- [DESCRIPTION OF THE TASK]:
Restate the records that follow word for word; no pictures should appear.

- [MATERIAL PROVIDED]:
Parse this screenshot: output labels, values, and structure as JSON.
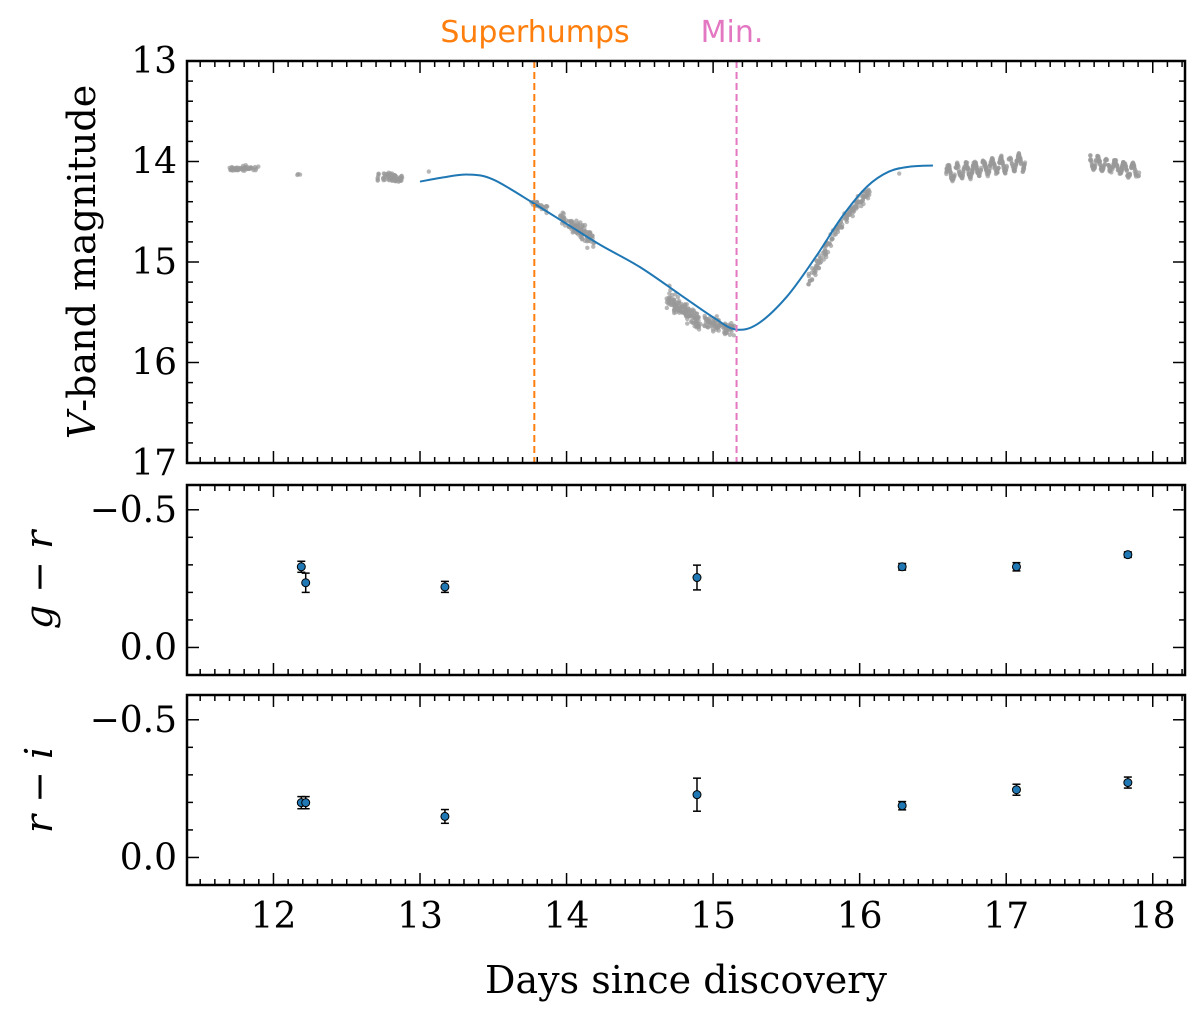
{
  "chart_data": [
    {
      "type": "scatter",
      "panel": "top",
      "ylabel_italic": "V",
      "ylabel": "-band magnitude",
      "xlim": [
        11.41,
        18.22
      ],
      "ylim": [
        17,
        13
      ],
      "y_inverted": true,
      "yticks": [
        13,
        14,
        15,
        16,
        17
      ],
      "grid": false,
      "point_color": "#999999",
      "curve_color": "#1f77b4",
      "light_curve_segments": [
        {
          "x": [
            11.7,
            11.9
          ],
          "mag": [
            14.07,
            14.07
          ],
          "scatter": 0.02,
          "n": 50
        },
        {
          "x": [
            12.16,
            12.21
          ],
          "mag": [
            14.12,
            14.15
          ],
          "scatter": 0.01,
          "n": 3
        },
        {
          "x": [
            12.71,
            12.88
          ],
          "mag": [
            14.15,
            14.17
          ],
          "scatter": 0.04,
          "n": 60
        },
        {
          "x": [
            13.06,
            13.06
          ],
          "mag": [
            14.1,
            14.1
          ],
          "scatter": 0.0,
          "n": 1
        },
        {
          "x": [
            13.76,
            13.87
          ],
          "mag": [
            14.4,
            14.48
          ],
          "scatter": 0.03,
          "n": 30
        },
        {
          "x": [
            13.95,
            14.19
          ],
          "mag": [
            14.55,
            14.78
          ],
          "scatter": 0.06,
          "n": 120
        },
        {
          "x": [
            14.68,
            14.92
          ],
          "mag": [
            15.35,
            15.62
          ],
          "scatter": 0.08,
          "n": 130
        },
        {
          "x": [
            14.94,
            15.15
          ],
          "mag": [
            15.58,
            15.68
          ],
          "scatter": 0.05,
          "n": 90
        },
        {
          "x": [
            15.65,
            15.82
          ],
          "mag": [
            15.2,
            14.72
          ],
          "scatter": 0.07,
          "n": 60
        },
        {
          "x": [
            15.82,
            16.07
          ],
          "mag": [
            14.72,
            14.28
          ],
          "scatter": 0.05,
          "n": 100
        },
        {
          "x": [
            16.27,
            16.27
          ],
          "mag": [
            14.12,
            14.12
          ],
          "scatter": 0.0,
          "n": 1
        },
        {
          "x": [
            16.59,
            17.13
          ],
          "mag": [
            14.12,
            14.0
          ],
          "scatter": 0.02,
          "n": 300,
          "oscillation_amp": 0.07,
          "oscillation_period": 0.06
        },
        {
          "x": [
            17.57,
            17.91
          ],
          "mag": [
            14.0,
            14.1
          ],
          "scatter": 0.02,
          "n": 180,
          "oscillation_amp": 0.06,
          "oscillation_period": 0.06
        }
      ],
      "model_curve": {
        "x": [
          13.0,
          13.15,
          13.33,
          13.5,
          13.78,
          14.0,
          14.23,
          14.5,
          14.78,
          15.0,
          15.15,
          15.3,
          15.5,
          15.7,
          15.88,
          16.05,
          16.2,
          16.35,
          16.5
        ],
        "y": [
          14.2,
          14.16,
          14.13,
          14.18,
          14.42,
          14.62,
          14.83,
          15.05,
          15.33,
          15.55,
          15.67,
          15.62,
          15.35,
          14.95,
          14.55,
          14.25,
          14.1,
          14.05,
          14.04
        ]
      },
      "vlines": [
        {
          "x": 13.78,
          "label": "Superhumps",
          "color": "#ff7f0e"
        },
        {
          "x": 15.16,
          "label": "Min.",
          "color": "#e377c2"
        }
      ]
    },
    {
      "type": "scatter",
      "panel": "middle",
      "ylabel": "g − r",
      "ylim": [
        0.1,
        -0.59
      ],
      "y_inverted": true,
      "yticks": [
        -0.5,
        0.0
      ],
      "ytick_labels": [
        "−0.5",
        "0.0"
      ],
      "point_color": "#1f77b4",
      "x": [
        12.19,
        12.22,
        13.17,
        14.89,
        16.29,
        17.07,
        17.83
      ],
      "y": [
        -0.293,
        -0.235,
        -0.22,
        -0.254,
        -0.293,
        -0.293,
        -0.337
      ],
      "yerr": [
        0.02,
        0.035,
        0.02,
        0.045,
        0.012,
        0.015,
        0.01
      ]
    },
    {
      "type": "scatter",
      "panel": "bottom",
      "ylabel": "r − i",
      "ylim": [
        0.1,
        -0.59
      ],
      "y_inverted": true,
      "yticks": [
        -0.5,
        0.0
      ],
      "ytick_labels": [
        "−0.5",
        "0.0"
      ],
      "point_color": "#1f77b4",
      "x": [
        12.19,
        12.22,
        13.17,
        14.89,
        16.29,
        17.07,
        17.83
      ],
      "y": [
        -0.199,
        -0.199,
        -0.149,
        -0.228,
        -0.188,
        -0.246,
        -0.272
      ],
      "yerr": [
        0.022,
        0.022,
        0.025,
        0.06,
        0.015,
        0.02,
        0.02
      ],
      "xlabel": "Days since discovery",
      "xticks": [
        12,
        13,
        14,
        15,
        16,
        17,
        18
      ]
    }
  ]
}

- [COMPLETE OUTPUT]:
Parse this screenshot: output labels, values, and structure as JSON.
{
  "chart_data": [
    {
      "type": "scatter",
      "panel": "top",
      "ylabel_italic": "V",
      "ylabel": "-band magnitude",
      "xlim": [
        11.41,
        18.22
      ],
      "ylim": [
        17,
        13
      ],
      "y_inverted": true,
      "yticks": [
        13,
        14,
        15,
        16,
        17
      ],
      "grid": false,
      "point_color": "#999999",
      "curve_color": "#1f77b4",
      "light_curve_segments": [
        {
          "x": [
            11.7,
            11.9
          ],
          "mag": [
            14.07,
            14.07
          ],
          "scatter": 0.02,
          "n": 50
        },
        {
          "x": [
            12.16,
            12.21
          ],
          "mag": [
            14.12,
            14.15
          ],
          "scatter": 0.01,
          "n": 3
        },
        {
          "x": [
            12.71,
            12.88
          ],
          "mag": [
            14.15,
            14.17
          ],
          "scatter": 0.04,
          "n": 60
        },
        {
          "x": [
            13.06,
            13.06
          ],
          "mag": [
            14.1,
            14.1
          ],
          "scatter": 0.0,
          "n": 1
        },
        {
          "x": [
            13.76,
            13.87
          ],
          "mag": [
            14.4,
            14.48
          ],
          "scatter": 0.03,
          "n": 30
        },
        {
          "x": [
            13.95,
            14.19
          ],
          "mag": [
            14.55,
            14.78
          ],
          "scatter": 0.06,
          "n": 120
        },
        {
          "x": [
            14.68,
            14.92
          ],
          "mag": [
            15.35,
            15.62
          ],
          "scatter": 0.08,
          "n": 130
        },
        {
          "x": [
            14.94,
            15.15
          ],
          "mag": [
            15.58,
            15.68
          ],
          "scatter": 0.05,
          "n": 90
        },
        {
          "x": [
            15.65,
            15.82
          ],
          "mag": [
            15.2,
            14.72
          ],
          "scatter": 0.07,
          "n": 60
        },
        {
          "x": [
            15.82,
            16.07
          ],
          "mag": [
            14.72,
            14.28
          ],
          "scatter": 0.05,
          "n": 100
        },
        {
          "x": [
            16.27,
            16.27
          ],
          "mag": [
            14.12,
            14.12
          ],
          "scatter": 0.0,
          "n": 1
        },
        {
          "x": [
            16.59,
            17.13
          ],
          "mag": [
            14.12,
            14.0
          ],
          "scatter": 0.02,
          "n": 300,
          "oscillation_amp": 0.07,
          "oscillation_period": 0.06
        },
        {
          "x": [
            17.57,
            17.91
          ],
          "mag": [
            14.0,
            14.1
          ],
          "scatter": 0.02,
          "n": 180,
          "oscillation_amp": 0.06,
          "oscillation_period": 0.06
        }
      ],
      "model_curve": {
        "x": [
          13.0,
          13.15,
          13.33,
          13.5,
          13.78,
          14.0,
          14.23,
          14.5,
          14.78,
          15.0,
          15.15,
          15.3,
          15.5,
          15.7,
          15.88,
          16.05,
          16.2,
          16.35,
          16.5
        ],
        "y": [
          14.2,
          14.16,
          14.13,
          14.18,
          14.42,
          14.62,
          14.83,
          15.05,
          15.33,
          15.55,
          15.67,
          15.62,
          15.35,
          14.95,
          14.55,
          14.25,
          14.1,
          14.05,
          14.04
        ]
      },
      "vlines": [
        {
          "x": 13.78,
          "label": "Superhumps",
          "color": "#ff7f0e"
        },
        {
          "x": 15.16,
          "label": "Min.",
          "color": "#e377c2"
        }
      ]
    },
    {
      "type": "scatter",
      "panel": "middle",
      "ylabel": "g − r",
      "ylim": [
        0.1,
        -0.59
      ],
      "y_inverted": true,
      "yticks": [
        -0.5,
        0.0
      ],
      "ytick_labels": [
        "−0.5",
        "0.0"
      ],
      "point_color": "#1f77b4",
      "x": [
        12.19,
        12.22,
        13.17,
        14.89,
        16.29,
        17.07,
        17.83
      ],
      "y": [
        -0.293,
        -0.235,
        -0.22,
        -0.254,
        -0.293,
        -0.293,
        -0.337
      ],
      "yerr": [
        0.02,
        0.035,
        0.02,
        0.045,
        0.012,
        0.015,
        0.01
      ]
    },
    {
      "type": "scatter",
      "panel": "bottom",
      "ylabel": "r − i",
      "ylim": [
        0.1,
        -0.59
      ],
      "y_inverted": true,
      "yticks": [
        -0.5,
        0.0
      ],
      "ytick_labels": [
        "−0.5",
        "0.0"
      ],
      "point_color": "#1f77b4",
      "x": [
        12.19,
        12.22,
        13.17,
        14.89,
        16.29,
        17.07,
        17.83
      ],
      "y": [
        -0.199,
        -0.199,
        -0.149,
        -0.228,
        -0.188,
        -0.246,
        -0.272
      ],
      "yerr": [
        0.022,
        0.022,
        0.025,
        0.06,
        0.015,
        0.02,
        0.02
      ],
      "xlabel": "Days since discovery",
      "xticks": [
        12,
        13,
        14,
        15,
        16,
        17,
        18
      ]
    }
  ]
}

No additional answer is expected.